WHAT YOU ARE ASKED TO DO
Each entry needs to be restated exactly as written.

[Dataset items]
________
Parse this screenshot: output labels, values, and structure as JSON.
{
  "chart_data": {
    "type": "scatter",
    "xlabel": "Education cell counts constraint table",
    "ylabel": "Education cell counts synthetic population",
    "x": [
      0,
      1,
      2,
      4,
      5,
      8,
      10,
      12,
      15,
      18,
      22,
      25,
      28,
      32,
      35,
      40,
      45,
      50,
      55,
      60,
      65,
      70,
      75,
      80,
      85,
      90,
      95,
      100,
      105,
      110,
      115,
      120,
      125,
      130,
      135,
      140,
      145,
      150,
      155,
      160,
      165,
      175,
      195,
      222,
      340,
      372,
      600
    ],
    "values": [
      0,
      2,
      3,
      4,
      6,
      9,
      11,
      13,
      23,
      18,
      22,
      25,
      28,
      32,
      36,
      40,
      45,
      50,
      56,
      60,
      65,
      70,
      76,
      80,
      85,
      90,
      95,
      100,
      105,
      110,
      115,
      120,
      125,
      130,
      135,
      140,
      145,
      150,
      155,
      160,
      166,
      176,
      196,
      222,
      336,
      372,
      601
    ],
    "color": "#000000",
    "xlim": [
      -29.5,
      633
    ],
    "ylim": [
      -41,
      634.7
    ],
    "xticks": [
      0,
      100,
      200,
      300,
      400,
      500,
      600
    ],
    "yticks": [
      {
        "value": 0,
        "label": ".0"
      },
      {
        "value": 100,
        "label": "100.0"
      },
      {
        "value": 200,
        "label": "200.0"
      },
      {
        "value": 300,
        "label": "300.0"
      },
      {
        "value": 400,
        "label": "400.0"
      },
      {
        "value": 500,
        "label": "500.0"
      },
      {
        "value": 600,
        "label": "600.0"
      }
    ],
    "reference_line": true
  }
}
________
EXERCISE OUTPUT
Parse this screenshot: output labels, values, and structure as JSON.
{
  "chart_data": {
    "type": "scatter",
    "xlabel": "Education cell counts constraint table",
    "ylabel": "Education cell counts synthetic population",
    "x": [
      0,
      1,
      2,
      4,
      5,
      8,
      10,
      12,
      15,
      18,
      22,
      25,
      28,
      32,
      35,
      40,
      45,
      50,
      55,
      60,
      65,
      70,
      75,
      80,
      85,
      90,
      95,
      100,
      105,
      110,
      115,
      120,
      125,
      130,
      135,
      140,
      145,
      150,
      155,
      160,
      165,
      175,
      195,
      222,
      340,
      372,
      600
    ],
    "values": [
      0,
      2,
      3,
      4,
      6,
      9,
      11,
      13,
      23,
      18,
      22,
      25,
      28,
      32,
      36,
      40,
      45,
      50,
      56,
      60,
      65,
      70,
      76,
      80,
      85,
      90,
      95,
      100,
      105,
      110,
      115,
      120,
      125,
      130,
      135,
      140,
      145,
      150,
      155,
      160,
      166,
      176,
      196,
      222,
      336,
      372,
      601
    ],
    "color": "#000000",
    "xlim": [
      -29.5,
      633
    ],
    "ylim": [
      -41,
      634.7
    ],
    "xticks": [
      0,
      100,
      200,
      300,
      400,
      500,
      600
    ],
    "yticks": [
      {
        "value": 0,
        "label": ".0"
      },
      {
        "value": 100,
        "label": "100.0"
      },
      {
        "value": 200,
        "label": "200.0"
      },
      {
        "value": 300,
        "label": "300.0"
      },
      {
        "value": 400,
        "label": "400.0"
      },
      {
        "value": 500,
        "label": "500.0"
      },
      {
        "value": 600,
        "label": "600.0"
      }
    ],
    "reference_line": true
  }
}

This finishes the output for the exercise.